Provided entries:
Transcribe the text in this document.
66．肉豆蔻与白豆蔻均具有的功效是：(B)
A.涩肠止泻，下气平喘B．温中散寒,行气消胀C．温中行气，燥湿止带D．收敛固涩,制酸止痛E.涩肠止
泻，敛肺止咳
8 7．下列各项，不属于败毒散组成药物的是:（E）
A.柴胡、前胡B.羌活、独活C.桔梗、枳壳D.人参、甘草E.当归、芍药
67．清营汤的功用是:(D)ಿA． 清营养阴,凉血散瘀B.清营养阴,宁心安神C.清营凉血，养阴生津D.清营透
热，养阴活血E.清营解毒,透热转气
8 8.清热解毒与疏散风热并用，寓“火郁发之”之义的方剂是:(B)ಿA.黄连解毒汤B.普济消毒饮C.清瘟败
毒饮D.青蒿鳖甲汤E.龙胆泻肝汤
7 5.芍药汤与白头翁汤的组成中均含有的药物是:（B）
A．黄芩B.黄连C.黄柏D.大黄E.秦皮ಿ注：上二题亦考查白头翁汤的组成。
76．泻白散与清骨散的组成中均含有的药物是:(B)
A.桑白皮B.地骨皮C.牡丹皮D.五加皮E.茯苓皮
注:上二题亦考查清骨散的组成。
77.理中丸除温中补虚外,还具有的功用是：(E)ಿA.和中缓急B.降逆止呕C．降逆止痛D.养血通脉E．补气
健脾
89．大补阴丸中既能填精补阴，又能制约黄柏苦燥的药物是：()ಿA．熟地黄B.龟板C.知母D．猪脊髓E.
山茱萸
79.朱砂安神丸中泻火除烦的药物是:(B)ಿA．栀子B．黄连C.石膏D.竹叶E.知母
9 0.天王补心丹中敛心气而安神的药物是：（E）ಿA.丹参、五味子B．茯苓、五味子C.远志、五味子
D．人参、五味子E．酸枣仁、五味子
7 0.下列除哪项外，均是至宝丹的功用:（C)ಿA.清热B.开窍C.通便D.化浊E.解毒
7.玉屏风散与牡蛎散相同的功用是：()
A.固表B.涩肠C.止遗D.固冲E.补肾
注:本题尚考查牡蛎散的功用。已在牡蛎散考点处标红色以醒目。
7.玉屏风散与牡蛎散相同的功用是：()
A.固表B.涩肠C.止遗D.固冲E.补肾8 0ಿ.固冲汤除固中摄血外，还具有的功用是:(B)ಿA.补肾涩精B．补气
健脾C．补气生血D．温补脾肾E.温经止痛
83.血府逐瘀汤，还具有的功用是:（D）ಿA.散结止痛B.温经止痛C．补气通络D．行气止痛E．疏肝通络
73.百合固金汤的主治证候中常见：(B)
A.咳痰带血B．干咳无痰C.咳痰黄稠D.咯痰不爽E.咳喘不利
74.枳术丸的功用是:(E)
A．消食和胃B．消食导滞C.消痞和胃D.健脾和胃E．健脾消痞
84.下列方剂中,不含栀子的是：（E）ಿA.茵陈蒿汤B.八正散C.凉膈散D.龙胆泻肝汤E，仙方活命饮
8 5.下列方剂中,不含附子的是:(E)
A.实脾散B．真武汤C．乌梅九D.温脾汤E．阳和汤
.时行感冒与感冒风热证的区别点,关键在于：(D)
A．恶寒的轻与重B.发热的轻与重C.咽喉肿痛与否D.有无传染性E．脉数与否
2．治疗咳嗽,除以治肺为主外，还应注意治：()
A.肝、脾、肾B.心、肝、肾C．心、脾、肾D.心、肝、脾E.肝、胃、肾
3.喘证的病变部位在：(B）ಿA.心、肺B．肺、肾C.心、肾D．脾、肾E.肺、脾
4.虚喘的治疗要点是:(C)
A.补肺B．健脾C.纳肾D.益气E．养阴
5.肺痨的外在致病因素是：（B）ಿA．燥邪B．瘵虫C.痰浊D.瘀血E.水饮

Task:
Working from the material above, retype it in its entirety without change.

Solution for this task:
Transcribe the text in this document.
66．肉豆蔻与白豆蔻均具有的功效是：(B)
A.涩肠止泻，下气平喘B．温中散寒,行气消胀C．温中行气，燥湿止带D．收敛固涩,制酸止痛E.涩肠止
泻，敛肺止咳
8 7．下列各项，不属于败毒散组成药物的是:（E）
A.柴胡、前胡B.羌活、独活C.桔梗、枳壳D.人参、甘草E.当归、芍药
67．清营汤的功用是:(D)ಿA． 清营养阴,凉血散瘀B.清营养阴,宁心安神C.清营凉血，养阴生津D.清营透
热，养阴活血E.清营解毒,透热转气
8 8.清热解毒与疏散风热并用，寓“火郁发之”之义的方剂是:(B)ಿA.黄连解毒汤B.普济消毒饮C.清瘟败
毒饮D.青蒿鳖甲汤E.龙胆泻肝汤
7 5.芍药汤与白头翁汤的组成中均含有的药物是:（B）
A．黄芩B.黄连C.黄柏D.大黄E.秦皮ಿ注：上二题亦考查白头翁汤的组成。
76．泻白散与清骨散的组成中均含有的药物是:(B)
A.桑白皮B.地骨皮C.牡丹皮D.五加皮E.茯苓皮
注:上二题亦考查清骨散的组成。
77.理中丸除温中补虚外,还具有的功用是：(E)ಿA.和中缓急B.降逆止呕C．降逆止痛D.养血通脉E．补气
健脾
89．大补阴丸中既能填精补阴，又能制约黄柏苦燥的药物是：()ಿA．熟地黄B.龟板C.知母D．猪脊髓E.
山茱萸
79.朱砂安神丸中泻火除烦的药物是:(B)ಿA．栀子B．黄连C.石膏D.竹叶E.知母
9 0.天王补心丹中敛心气而安神的药物是：（E）ಿA.丹参、五味子B．茯苓、五味子C.远志、五味子
D．人参、五味子E．酸枣仁、五味子
7 0.下列除哪项外，均是至宝丹的功用:（C)ಿA.清热B.开窍C.通便D.化浊E.解毒
7.玉屏风散与牡蛎散相同的功用是：()
A.固表B.涩肠C.止遗D.固冲E.补肾
注:本题尚考查牡蛎散的功用。已在牡蛎散考点处标红色以醒目。
7.玉屏风散与牡蛎散相同的功用是：()
A.固表B.涩肠C.止遗D.固冲E.补肾8 0ಿ.固冲汤除固中摄血外，还具有的功用是:(B)ಿA.补肾涩精B．补气
健脾C．补气生血D．温补脾肾E.温经止痛
83.血府逐瘀汤，还具有的功用是:（D）ಿA.散结止痛B.温经止痛C．补气通络D．行气止痛E．疏肝通络
73.百合固金汤的主治证候中常见：(B)
A.咳痰带血B．干咳无痰C.咳痰黄稠D.咯痰不爽E.咳喘不利
74.枳术丸的功用是:(E)
A．消食和胃B．消食导滞C.消痞和胃D.健脾和胃E．健脾消痞
84.下列方剂中,不含栀子的是：（E）ಿA.茵陈蒿汤B.八正散C.凉膈散D.龙胆泻肝汤E，仙方活命饮
8 5.下列方剂中,不含附子的是:(E)
A.实脾散B．真武汤C．乌梅九D.温脾汤E．阳和汤
.时行感冒与感冒风热证的区别点,关键在于：(D)
A．恶寒的轻与重B.发热的轻与重C.咽喉肿痛与否D.有无传染性E．脉数与否
2．治疗咳嗽,除以治肺为主外，还应注意治：()
A.肝、脾、肾B.心、肝、肾C．心、脾、肾D.心、肝、脾E.肝、胃、肾
3.喘证的病变部位在：(B）ಿA.心、肺B．肺、肾C.心、肾D．脾、肾E.肺、脾
4.虚喘的治疗要点是:(C)
A.补肺B．健脾C.纳肾D.益气E．养阴
5.肺痨的外在致病因素是：（B）ಿA．燥邪B．瘵虫C.痰浊D.瘀血E.水饮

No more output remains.